▸ What this task involves: Select the lines below containing the word "note".

▸ Data supplied:
------------------------
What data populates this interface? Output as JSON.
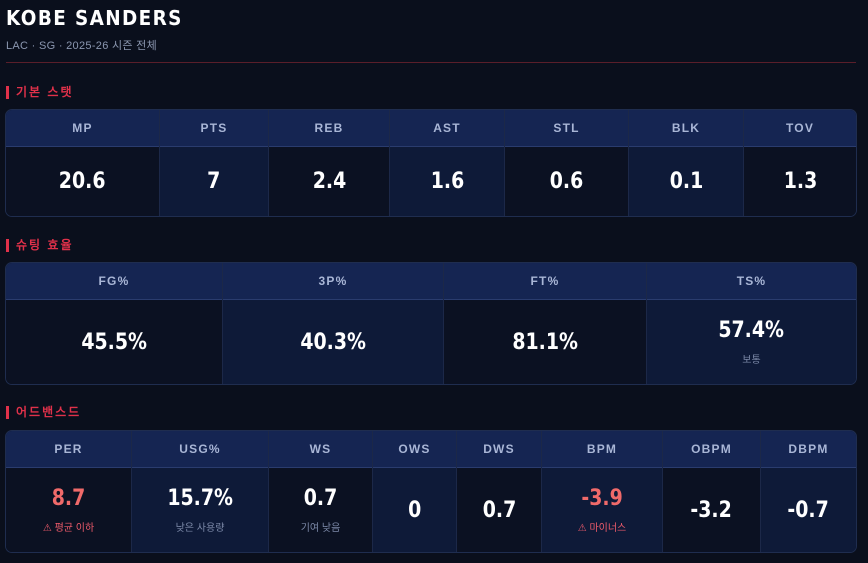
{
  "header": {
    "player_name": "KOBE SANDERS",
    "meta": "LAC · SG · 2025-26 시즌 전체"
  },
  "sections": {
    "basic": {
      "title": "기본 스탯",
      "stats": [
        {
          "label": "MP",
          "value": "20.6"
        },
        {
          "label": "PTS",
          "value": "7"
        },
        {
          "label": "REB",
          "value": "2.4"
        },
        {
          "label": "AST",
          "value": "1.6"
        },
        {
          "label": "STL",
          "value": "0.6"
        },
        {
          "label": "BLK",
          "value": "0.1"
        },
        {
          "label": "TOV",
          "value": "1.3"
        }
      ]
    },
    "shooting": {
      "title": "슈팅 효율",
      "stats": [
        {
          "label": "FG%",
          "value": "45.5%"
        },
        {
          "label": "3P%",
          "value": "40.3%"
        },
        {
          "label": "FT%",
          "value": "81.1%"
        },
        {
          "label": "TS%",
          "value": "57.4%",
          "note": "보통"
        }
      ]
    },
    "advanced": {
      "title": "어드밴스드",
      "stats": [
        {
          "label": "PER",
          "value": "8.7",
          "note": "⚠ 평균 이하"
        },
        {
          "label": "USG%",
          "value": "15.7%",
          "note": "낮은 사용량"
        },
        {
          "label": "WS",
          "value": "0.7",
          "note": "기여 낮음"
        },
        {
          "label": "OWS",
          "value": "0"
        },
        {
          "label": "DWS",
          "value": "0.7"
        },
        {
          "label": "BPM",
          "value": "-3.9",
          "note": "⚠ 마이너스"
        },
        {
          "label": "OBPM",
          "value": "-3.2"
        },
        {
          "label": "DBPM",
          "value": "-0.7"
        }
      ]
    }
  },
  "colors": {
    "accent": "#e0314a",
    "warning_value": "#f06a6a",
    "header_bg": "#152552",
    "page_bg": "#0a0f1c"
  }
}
------------------------
▸ Problem solution:
          "note": "보통"
          "note": "⚠ 평균 이하"
          "note": "낮은 사용량"
          "note": "기여 낮음"
          "note": "⚠ 마이너스"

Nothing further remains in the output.